_EXERCISE DETAILS_.
Copy out all the lines where "convenient" shows up.
begin STORED RECORDS
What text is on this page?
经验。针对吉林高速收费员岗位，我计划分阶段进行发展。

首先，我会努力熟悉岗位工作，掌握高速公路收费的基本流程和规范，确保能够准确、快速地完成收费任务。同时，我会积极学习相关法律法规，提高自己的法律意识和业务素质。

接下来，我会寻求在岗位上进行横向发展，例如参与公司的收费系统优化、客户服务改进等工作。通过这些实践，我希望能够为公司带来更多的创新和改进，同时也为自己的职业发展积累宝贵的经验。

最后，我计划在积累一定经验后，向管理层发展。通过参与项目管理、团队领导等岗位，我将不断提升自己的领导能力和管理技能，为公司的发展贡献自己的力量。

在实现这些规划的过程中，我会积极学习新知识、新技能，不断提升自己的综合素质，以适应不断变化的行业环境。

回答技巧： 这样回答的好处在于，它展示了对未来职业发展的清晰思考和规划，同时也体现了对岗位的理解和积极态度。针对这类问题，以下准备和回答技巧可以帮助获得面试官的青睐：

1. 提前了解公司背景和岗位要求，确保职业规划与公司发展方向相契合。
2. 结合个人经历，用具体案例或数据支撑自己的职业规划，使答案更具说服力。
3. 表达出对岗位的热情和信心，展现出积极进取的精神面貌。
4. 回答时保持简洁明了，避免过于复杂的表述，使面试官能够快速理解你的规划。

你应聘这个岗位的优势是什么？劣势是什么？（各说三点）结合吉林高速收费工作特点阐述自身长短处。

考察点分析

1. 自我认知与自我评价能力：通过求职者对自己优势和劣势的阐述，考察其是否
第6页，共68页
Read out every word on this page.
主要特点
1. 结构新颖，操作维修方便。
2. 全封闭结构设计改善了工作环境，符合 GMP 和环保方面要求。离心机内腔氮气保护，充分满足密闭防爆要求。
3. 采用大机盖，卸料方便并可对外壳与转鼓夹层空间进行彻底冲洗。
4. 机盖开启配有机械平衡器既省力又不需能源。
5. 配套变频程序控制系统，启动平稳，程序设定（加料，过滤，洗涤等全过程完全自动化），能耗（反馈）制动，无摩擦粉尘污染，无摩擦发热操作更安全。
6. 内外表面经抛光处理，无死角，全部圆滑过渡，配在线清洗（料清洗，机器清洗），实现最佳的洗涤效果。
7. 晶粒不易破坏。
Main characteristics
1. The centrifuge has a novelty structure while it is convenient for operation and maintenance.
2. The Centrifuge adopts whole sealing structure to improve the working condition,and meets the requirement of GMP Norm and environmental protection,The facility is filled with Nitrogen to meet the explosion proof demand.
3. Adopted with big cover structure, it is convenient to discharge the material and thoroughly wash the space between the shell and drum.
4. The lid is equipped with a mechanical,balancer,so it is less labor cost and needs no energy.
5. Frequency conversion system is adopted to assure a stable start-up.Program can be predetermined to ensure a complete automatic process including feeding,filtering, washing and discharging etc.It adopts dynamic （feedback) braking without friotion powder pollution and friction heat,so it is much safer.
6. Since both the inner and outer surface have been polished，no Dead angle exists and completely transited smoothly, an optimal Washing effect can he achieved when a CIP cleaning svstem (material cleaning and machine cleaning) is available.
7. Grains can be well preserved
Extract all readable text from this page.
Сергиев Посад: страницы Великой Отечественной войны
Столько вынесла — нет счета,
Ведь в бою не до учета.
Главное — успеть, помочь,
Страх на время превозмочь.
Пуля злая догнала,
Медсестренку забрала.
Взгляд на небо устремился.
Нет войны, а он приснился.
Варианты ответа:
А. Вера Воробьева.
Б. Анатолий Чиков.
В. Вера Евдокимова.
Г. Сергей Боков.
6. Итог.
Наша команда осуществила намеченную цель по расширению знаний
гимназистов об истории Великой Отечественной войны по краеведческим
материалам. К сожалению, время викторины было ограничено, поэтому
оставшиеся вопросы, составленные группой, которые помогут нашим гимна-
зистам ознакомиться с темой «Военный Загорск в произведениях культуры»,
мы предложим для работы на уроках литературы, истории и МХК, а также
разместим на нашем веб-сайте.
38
end STORED RECORDS
_OUTPUT FOR THIS TASK_.
1. The centrifuge has a novelty structure while it is convenient for operation and maintenance.
3. Adopted with big cover structure, it is convenient to discharge the material and thoroughly wash the space between the shell and drum.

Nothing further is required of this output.